Task brief » Single out the lines of the material that contain "content" and copy them.

----- Records to use -----

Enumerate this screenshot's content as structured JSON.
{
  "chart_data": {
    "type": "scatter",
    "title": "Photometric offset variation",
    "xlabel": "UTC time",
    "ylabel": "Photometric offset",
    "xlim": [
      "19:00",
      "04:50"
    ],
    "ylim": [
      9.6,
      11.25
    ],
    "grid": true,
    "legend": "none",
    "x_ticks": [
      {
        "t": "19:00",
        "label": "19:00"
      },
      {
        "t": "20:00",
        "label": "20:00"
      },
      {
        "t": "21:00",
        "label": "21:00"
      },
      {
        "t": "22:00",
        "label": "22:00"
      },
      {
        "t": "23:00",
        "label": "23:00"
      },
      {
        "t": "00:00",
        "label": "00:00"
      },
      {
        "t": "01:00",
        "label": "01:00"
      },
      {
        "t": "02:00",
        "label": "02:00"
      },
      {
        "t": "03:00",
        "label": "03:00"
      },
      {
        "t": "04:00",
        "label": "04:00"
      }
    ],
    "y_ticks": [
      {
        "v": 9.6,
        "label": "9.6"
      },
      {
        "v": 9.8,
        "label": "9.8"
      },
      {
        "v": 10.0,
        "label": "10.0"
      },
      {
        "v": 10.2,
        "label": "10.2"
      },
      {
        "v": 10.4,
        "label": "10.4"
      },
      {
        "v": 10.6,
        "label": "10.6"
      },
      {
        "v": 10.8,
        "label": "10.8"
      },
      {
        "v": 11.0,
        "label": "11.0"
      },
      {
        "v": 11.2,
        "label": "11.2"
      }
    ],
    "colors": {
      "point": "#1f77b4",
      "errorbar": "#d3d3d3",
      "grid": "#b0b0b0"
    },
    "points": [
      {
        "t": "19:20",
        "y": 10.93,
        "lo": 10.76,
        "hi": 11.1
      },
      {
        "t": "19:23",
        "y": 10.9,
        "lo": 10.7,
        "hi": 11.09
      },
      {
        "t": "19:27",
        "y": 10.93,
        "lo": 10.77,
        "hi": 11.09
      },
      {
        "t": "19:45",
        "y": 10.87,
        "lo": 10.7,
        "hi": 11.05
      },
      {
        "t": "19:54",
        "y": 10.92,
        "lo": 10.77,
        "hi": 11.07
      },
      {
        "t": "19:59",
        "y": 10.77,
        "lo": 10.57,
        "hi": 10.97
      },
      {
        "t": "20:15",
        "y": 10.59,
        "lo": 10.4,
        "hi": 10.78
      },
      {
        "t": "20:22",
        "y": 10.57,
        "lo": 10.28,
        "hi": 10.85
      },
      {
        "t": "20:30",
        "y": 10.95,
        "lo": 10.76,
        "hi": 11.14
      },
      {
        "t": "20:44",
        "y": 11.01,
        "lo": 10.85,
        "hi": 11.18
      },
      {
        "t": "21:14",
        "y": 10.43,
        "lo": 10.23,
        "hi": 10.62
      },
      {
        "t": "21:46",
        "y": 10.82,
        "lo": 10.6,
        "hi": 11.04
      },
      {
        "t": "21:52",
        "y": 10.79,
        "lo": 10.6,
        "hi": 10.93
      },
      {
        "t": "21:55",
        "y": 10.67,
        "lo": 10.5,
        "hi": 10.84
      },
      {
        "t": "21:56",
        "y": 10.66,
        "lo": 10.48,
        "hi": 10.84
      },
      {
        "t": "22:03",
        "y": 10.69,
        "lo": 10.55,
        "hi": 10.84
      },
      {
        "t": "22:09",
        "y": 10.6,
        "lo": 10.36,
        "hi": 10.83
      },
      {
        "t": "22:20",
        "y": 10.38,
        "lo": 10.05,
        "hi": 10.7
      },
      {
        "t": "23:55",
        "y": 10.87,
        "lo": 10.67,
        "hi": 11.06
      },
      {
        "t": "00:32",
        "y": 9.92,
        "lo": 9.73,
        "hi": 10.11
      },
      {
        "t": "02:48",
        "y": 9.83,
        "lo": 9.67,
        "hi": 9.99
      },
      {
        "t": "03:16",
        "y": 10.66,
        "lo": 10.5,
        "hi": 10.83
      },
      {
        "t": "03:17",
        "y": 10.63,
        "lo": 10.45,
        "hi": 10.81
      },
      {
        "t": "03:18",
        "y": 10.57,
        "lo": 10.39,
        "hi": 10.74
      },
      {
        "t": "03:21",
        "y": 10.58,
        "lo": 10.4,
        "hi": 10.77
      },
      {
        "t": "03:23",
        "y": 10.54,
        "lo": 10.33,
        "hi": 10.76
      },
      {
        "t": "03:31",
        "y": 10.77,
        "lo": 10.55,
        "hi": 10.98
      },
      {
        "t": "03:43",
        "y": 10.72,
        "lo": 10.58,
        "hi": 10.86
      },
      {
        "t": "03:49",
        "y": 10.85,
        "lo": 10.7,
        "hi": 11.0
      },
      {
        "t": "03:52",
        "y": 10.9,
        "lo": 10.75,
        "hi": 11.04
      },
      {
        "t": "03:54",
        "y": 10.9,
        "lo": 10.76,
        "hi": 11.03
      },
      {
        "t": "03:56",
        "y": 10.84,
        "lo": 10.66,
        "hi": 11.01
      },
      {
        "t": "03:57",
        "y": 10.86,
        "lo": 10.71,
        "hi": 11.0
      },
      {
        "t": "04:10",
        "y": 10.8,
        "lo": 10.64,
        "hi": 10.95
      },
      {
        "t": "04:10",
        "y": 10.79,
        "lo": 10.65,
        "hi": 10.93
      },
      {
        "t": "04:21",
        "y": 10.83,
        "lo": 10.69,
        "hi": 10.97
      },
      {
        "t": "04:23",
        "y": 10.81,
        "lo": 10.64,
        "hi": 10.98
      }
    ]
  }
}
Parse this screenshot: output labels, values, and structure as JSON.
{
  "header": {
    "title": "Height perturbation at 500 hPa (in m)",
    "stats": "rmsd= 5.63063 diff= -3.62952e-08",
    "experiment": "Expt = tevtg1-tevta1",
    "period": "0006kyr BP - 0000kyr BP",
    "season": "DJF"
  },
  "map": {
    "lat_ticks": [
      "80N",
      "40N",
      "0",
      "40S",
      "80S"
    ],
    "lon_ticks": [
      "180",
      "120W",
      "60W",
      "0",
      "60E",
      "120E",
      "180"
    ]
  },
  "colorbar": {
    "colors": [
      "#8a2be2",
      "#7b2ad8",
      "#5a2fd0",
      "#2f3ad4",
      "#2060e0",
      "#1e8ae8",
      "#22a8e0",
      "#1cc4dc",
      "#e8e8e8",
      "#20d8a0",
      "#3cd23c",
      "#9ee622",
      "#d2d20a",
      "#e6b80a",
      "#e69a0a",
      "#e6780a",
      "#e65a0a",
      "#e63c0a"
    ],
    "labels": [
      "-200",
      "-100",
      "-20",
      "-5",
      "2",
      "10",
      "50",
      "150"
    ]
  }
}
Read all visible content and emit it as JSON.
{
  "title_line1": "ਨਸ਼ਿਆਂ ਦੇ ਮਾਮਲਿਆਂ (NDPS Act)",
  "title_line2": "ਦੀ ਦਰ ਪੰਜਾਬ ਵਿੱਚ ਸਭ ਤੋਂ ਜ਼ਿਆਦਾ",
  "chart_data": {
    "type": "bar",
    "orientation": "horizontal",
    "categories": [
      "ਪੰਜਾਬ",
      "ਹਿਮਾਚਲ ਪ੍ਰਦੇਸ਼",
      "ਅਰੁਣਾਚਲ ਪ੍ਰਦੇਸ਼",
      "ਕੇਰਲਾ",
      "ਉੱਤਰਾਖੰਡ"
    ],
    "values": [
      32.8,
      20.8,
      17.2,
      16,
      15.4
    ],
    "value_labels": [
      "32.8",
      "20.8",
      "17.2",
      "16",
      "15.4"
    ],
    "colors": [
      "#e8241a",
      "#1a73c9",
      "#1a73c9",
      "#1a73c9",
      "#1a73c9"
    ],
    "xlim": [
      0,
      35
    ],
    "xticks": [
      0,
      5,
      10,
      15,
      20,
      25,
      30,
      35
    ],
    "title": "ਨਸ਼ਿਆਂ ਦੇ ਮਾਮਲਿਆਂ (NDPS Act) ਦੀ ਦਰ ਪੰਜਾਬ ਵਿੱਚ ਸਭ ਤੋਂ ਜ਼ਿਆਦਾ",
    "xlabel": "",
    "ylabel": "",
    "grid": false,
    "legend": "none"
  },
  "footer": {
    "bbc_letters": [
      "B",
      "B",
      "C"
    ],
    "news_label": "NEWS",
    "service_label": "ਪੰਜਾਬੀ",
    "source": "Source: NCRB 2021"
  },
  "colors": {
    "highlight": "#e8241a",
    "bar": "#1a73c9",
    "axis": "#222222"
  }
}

-----

Expected answer »
Enumerate this screenshot's content as structured JSON.
Read all visible content and emit it as JSON.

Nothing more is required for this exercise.